▸ **TASK PROMPT**:
Repeat the listing word for word. No pictures belong in the copy.

Extracted records:
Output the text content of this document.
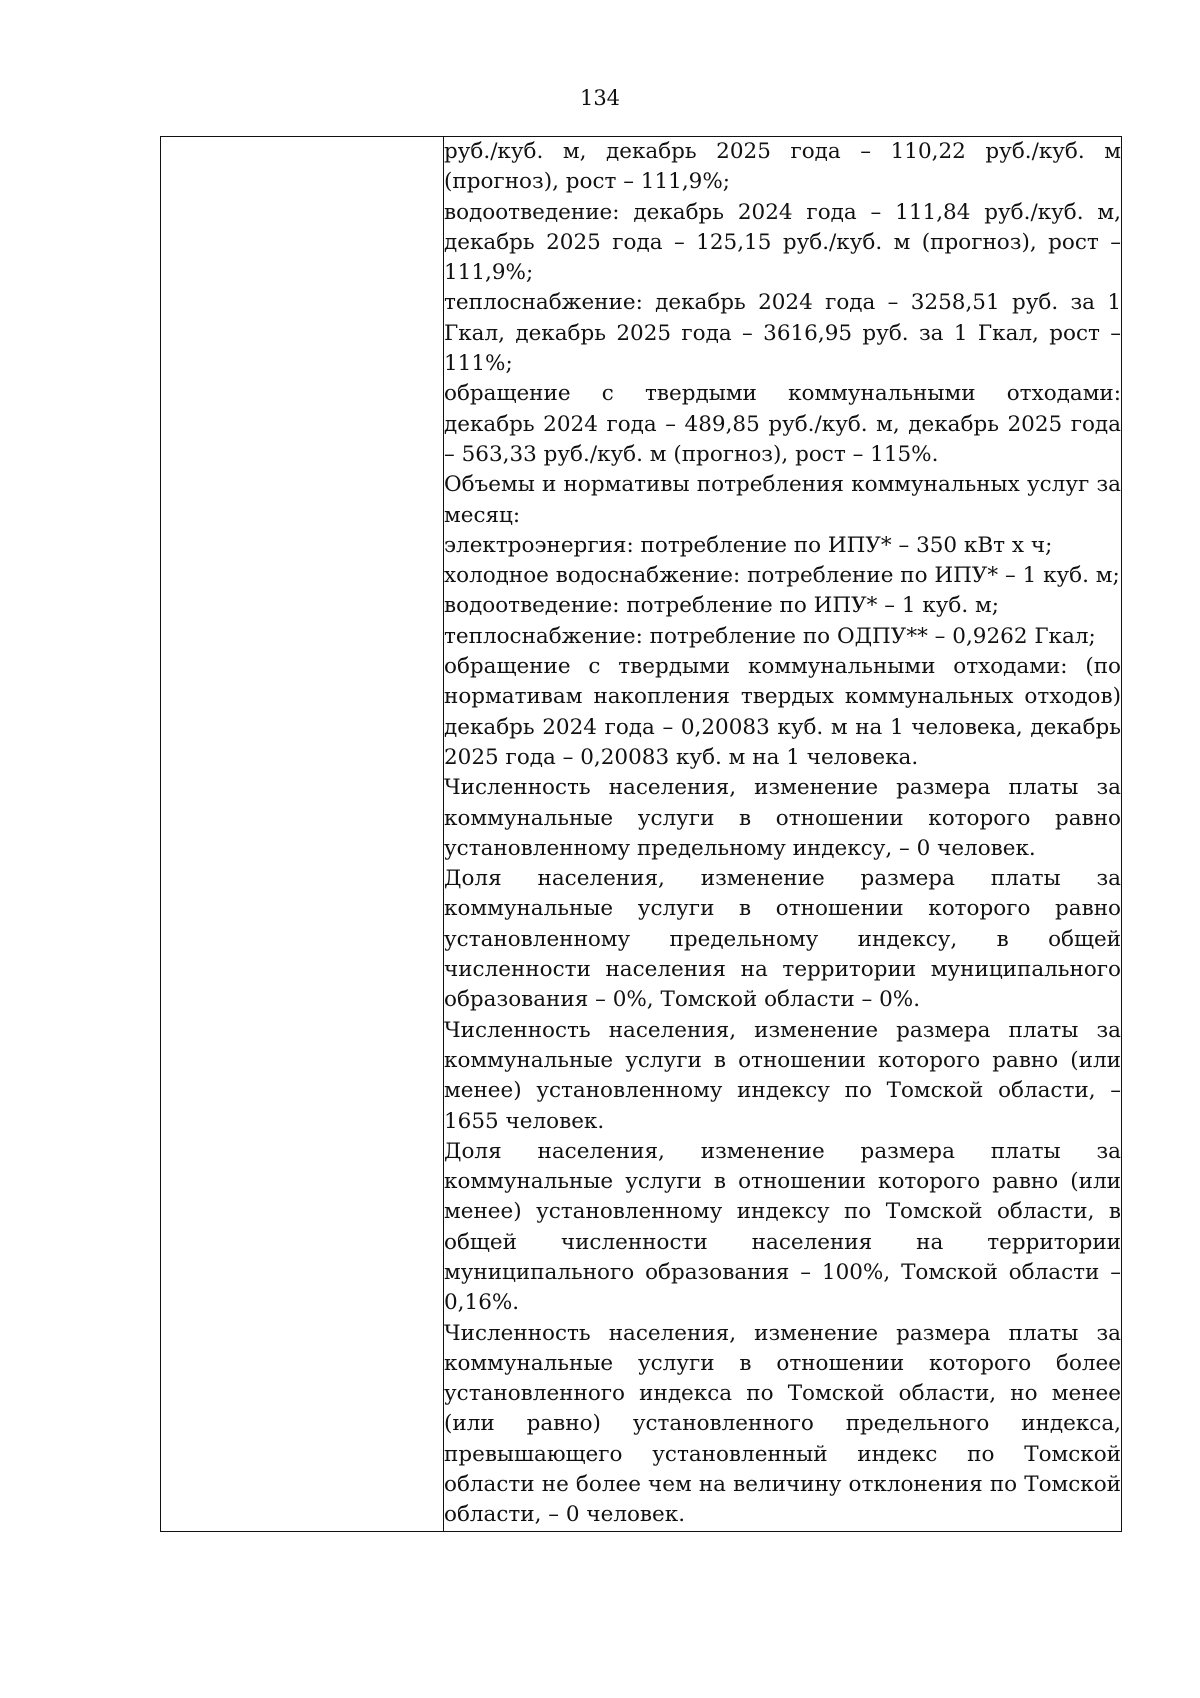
134

руб./куб. м, декабрь 2025 года – 110,22 руб./куб. м (прогноз), рост – 111,9%;

водоотведение: декабрь 2024 года – 111,84 руб./куб. м, декабрь 2025 года – 125,15 руб./куб. м (прогноз), рост – 111,9%;

теплоснабжение: декабрь 2024 года – 3258,51 руб. за 1 Гкал, декабрь 2025 года – 3616,95 руб. за 1 Гкал, рост – 111%;

обращение с твердыми коммунальными отходами: декабрь 2024 года – 489,85 руб./куб. м, декабрь 2025 года – 563,33 руб./куб. м (прогноз), рост – 115%.

Объемы и нормативы потребления коммунальных услуг за месяц:

электроэнергия: потребление по ИПУ* – 350 кВт х ч;

холодное водоснабжение: потребление по ИПУ* – 1 куб. м;

водоотведение: потребление по ИПУ* – 1 куб. м;

теплоснабжение: потребление по ОДПУ** – 0,9262 Гкал;

обращение с твердыми коммунальными отходами: (по нормативам накопления твердых коммунальных отходов) декабрь 2024 года – 0,20083 куб. м на 1 человека, декабрь 2025 года – 0,20083 куб. м на 1 человека.

Численность населения, изменение размера платы за коммунальные услуги в отношении которого равно установленному предельному индексу, – 0 человек.

Доля населения, изменение размера платы за коммунальные услуги в отношении которого равно установленному предельному индексу, в общей численности населения на территории муниципального образования – 0%, Томской области – 0%.

Численность населения, изменение размера платы за коммунальные услуги в отношении которого равно (или менее) установленному индексу по Томской области, – 1655 человек.

Доля населения, изменение размера платы за коммунальные услуги в отношении которого равно (или менее) установленному индексу по Томской области, в общей численности населения на территории муниципального образования – 100%, Томской области – 0,16%.

Численность населения, изменение размера платы за коммунальные услуги в отношении которого более установленного индекса по Томской области, но менее (или равно) установленного предельного индекса, превышающего установленный индекс по Томской области не более чем на величину отклонения по Томской области, – 0 человек.
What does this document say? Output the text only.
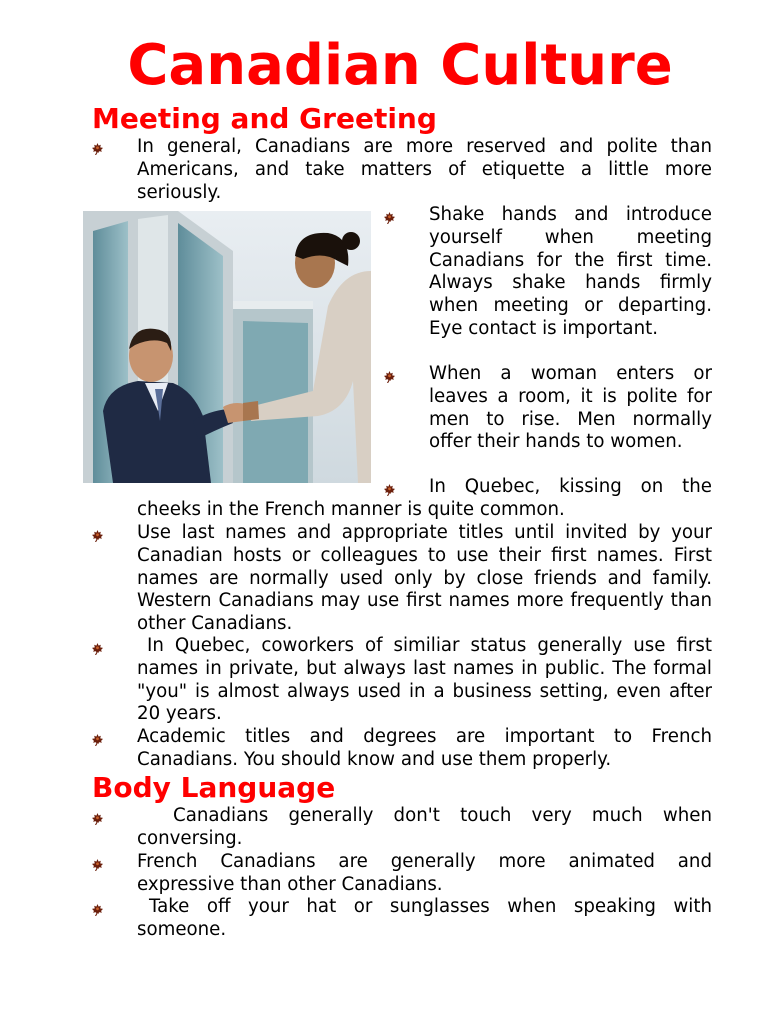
Canadian Culture
Meeting and Greeting

In general, Canadians are more reserved and polite than Americans, and take matters of etiquette a little more seriously.

Shake hands and introduce yourself when meeting Canadians for the first time. Always shake hands firmly when meeting or departing. Eye contact is important.

When a woman enters or leaves a room, it is polite for men to rise. Men normally offer their hands to women.

In Quebec, kissing on the

cheeks in the French manner is quite common.

Use last names and appropriate titles until invited by your Canadian hosts or colleagues to use their first names. First names are normally used only by close friends and family. Western Canadians may use first names more frequently than other Canadians.

In Quebec, coworkers of similiar status generally use first names in private, but always last names in public. The formal "you" is almost always used in a business setting, even after 20 years.

Academic titles and degrees are important to French Canadians. You should know and use them properly.

Body Language

Canadians generally don't touch very much when conversing.

French Canadians are generally more animated and expressive than other Canadians.

Take off your hat or sunglasses when speaking with someone.
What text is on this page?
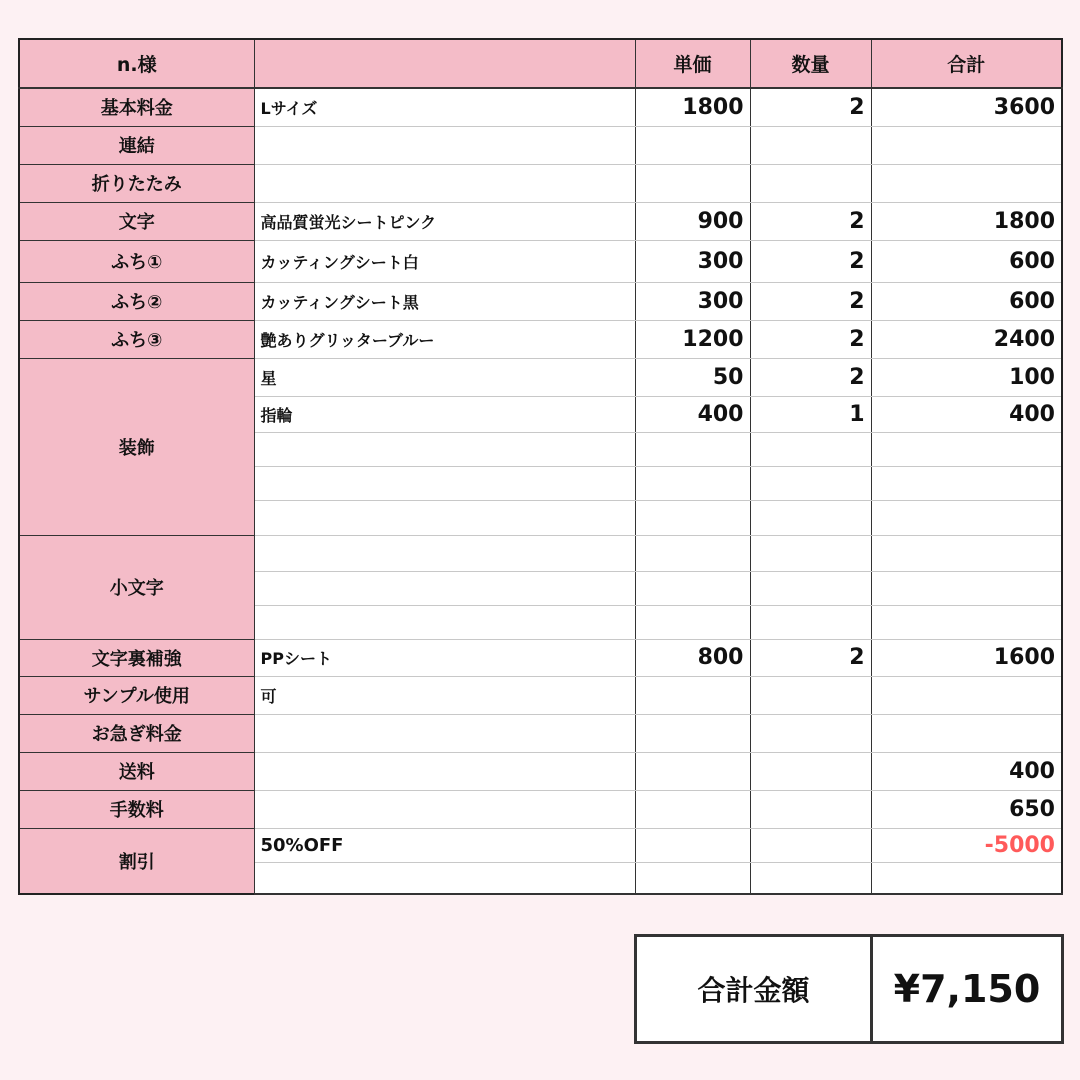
n.様		単価	数量	合計
基本料金	Lサイズ	1800	2	3600
連結				
折りたたみ				
文字	高品質蛍光シートピンク	900	2	1800
ふち①	カッティングシート白	300	2	600
ふち②	カッティングシート黒	300	2	600
ふち③	艶ありグリッターブルー	1200	2	2400
装飾	星	50	2	100
	指輪	400	1	400

小文字				

文字裏補強	PPシート	800	2	1600
サンプル使用	可			
お急ぎ料金				
送料				400
手数料				650
割引	50%OFF			-5000

合計金額	¥7,150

▸ **REPLY**:
Output the text content of this document.
134

руб./куб. м, декабрь 2025 года – 110,22 руб./куб. м (прогноз), рост – 111,9%;

водоотведение: декабрь 2024 года – 111,84 руб./куб. м, декабрь 2025 года – 125,15 руб./куб. м (прогноз), рост – 111,9%;

теплоснабжение: декабрь 2024 года – 3258,51 руб. за 1 Гкал, декабрь 2025 года – 3616,95 руб. за 1 Гкал, рост – 111%;

обращение с твердыми коммунальными отходами: декабрь 2024 года – 489,85 руб./куб. м, декабрь 2025 года – 563,33 руб./куб. м (прогноз), рост – 115%.

Объемы и нормативы потребления коммунальных услуг за месяц:

электроэнергия: потребление по ИПУ* – 350 кВт х ч;

холодное водоснабжение: потребление по ИПУ* – 1 куб. м;

водоотведение: потребление по ИПУ* – 1 куб. м;

теплоснабжение: потребление по ОДПУ** – 0,9262 Гкал;

обращение с твердыми коммунальными отходами: (по нормативам накопления твердых коммунальных отходов) декабрь 2024 года – 0,20083 куб. м на 1 человека, декабрь 2025 года – 0,20083 куб. м на 1 человека.

Численность населения, изменение размера платы за коммунальные услуги в отношении которого равно установленному предельному индексу, – 0 человек.

Доля населения, изменение размера платы за коммунальные услуги в отношении которого равно установленному предельному индексу, в общей численности населения на территории муниципального образования – 0%, Томской области – 0%.

Численность населения, изменение размера платы за коммунальные услуги в отношении которого равно (или менее) установленному индексу по Томской области, – 1655 человек.

Доля населения, изменение размера платы за коммунальные услуги в отношении которого равно (или менее) установленному индексу по Томской области, в общей численности населения на территории муниципального образования – 100%, Томской области – 0,16%.

Численность населения, изменение размера платы за коммунальные услуги в отношении которого более установленного индекса по Томской области, но менее (или равно) установленного предельного индекса, превышающего установленный индекс по Томской области не более чем на величину отклонения по Томской области, – 0 человек.
What does this document say? Output the text only.
Canadian Culture
Meeting and Greeting

In general, Canadians are more reserved and polite than Americans, and take matters of etiquette a little more seriously.

Shake hands and introduce yourself when meeting Canadians for the first time. Always shake hands firmly when meeting or departing. Eye contact is important.

When a woman enters or leaves a room, it is polite for men to rise. Men normally offer their hands to women.

In Quebec, kissing on the

cheeks in the French manner is quite common.

Use last names and appropriate titles until invited by your Canadian hosts or colleagues to use their first names. First names are normally used only by close friends and family. Western Canadians may use first names more frequently than other Canadians.

In Quebec, coworkers of similiar status generally use first names in private, but always last names in public. The formal "you" is almost always used in a business setting, even after 20 years.

Academic titles and degrees are important to French Canadians. You should know and use them properly.

Body Language

Canadians generally don't touch very much when conversing.

French Canadians are generally more animated and expressive than other Canadians.

Take off your hat or sunglasses when speaking with someone.
What text is on this page?
n.様		単価	数量	合計
基本料金	Lサイズ	1800	2	3600
連結				
折りたたみ				
文字	高品質蛍光シートピンク	900	2	1800
ふち①	カッティングシート白	300	2	600
ふち②	カッティングシート黒	300	2	600
ふち③	艶ありグリッターブルー	1200	2	2400
装飾	星	50	2	100
	指輪	400	1	400

小文字				

文字裏補強	PPシート	800	2	1600
サンプル使用	可			
お急ぎ料金				
送料				400
手数料				650
割引	50%OFF			-5000

合計金額	¥7,150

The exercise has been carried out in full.